→ PROBLEM DETAILS:
Copy all the material below, exactly as it stands.

Saved entries:
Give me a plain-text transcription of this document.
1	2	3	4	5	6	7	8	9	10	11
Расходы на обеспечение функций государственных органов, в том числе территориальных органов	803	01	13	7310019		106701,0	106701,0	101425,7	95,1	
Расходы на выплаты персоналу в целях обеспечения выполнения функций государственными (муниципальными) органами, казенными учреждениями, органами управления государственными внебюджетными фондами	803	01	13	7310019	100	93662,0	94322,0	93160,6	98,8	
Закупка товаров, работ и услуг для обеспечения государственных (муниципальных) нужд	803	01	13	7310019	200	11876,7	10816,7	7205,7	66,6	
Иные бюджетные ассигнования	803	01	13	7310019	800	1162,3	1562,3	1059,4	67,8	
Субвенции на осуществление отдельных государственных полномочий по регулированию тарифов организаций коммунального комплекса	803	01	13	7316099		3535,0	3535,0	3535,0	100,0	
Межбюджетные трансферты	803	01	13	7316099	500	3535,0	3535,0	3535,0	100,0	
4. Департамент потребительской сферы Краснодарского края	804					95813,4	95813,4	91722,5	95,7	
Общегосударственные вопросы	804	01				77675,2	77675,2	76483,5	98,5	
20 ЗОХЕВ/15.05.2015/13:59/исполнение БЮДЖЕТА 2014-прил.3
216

→ COMPLETE OUTPUT:
Give me a plain-text transcription of this document.
1	2	3	4	5	6	7	8	9	10	11
Расходы на обеспечение функций государственных органов, в том числе территориальных органов	803	01	13	7310019		106701,0	106701,0	101425,7	95,1	
Расходы на выплаты персоналу в целях обеспечения выполнения функций государственными (муниципальными) органами, казенными учреждениями, органами управления государственными внебюджетными фондами	803	01	13	7310019	100	93662,0	94322,0	93160,6	98,8	
Закупка товаров, работ и услуг для обеспечения государственных (муниципальных) нужд	803	01	13	7310019	200	11876,7	10816,7	7205,7	66,6	
Иные бюджетные ассигнования	803	01	13	7310019	800	1162,3	1562,3	1059,4	67,8	
Субвенции на осуществление отдельных государственных полномочий по регулированию тарифов организаций коммунального комплекса	803	01	13	7316099		3535,0	3535,0	3535,0	100,0	
Межбюджетные трансферты	803	01	13	7316099	500	3535,0	3535,0	3535,0	100,0	
4. Департамент потребительской сферы Краснодарского края	804					95813,4	95813,4	91722,5	95,7	
Общегосударственные вопросы	804	01				77675,2	77675,2	76483,5	98,5	
20 ЗОХЕВ/15.05.2015/13:59/исполнение БЮДЖЕТА 2014-прил.3
216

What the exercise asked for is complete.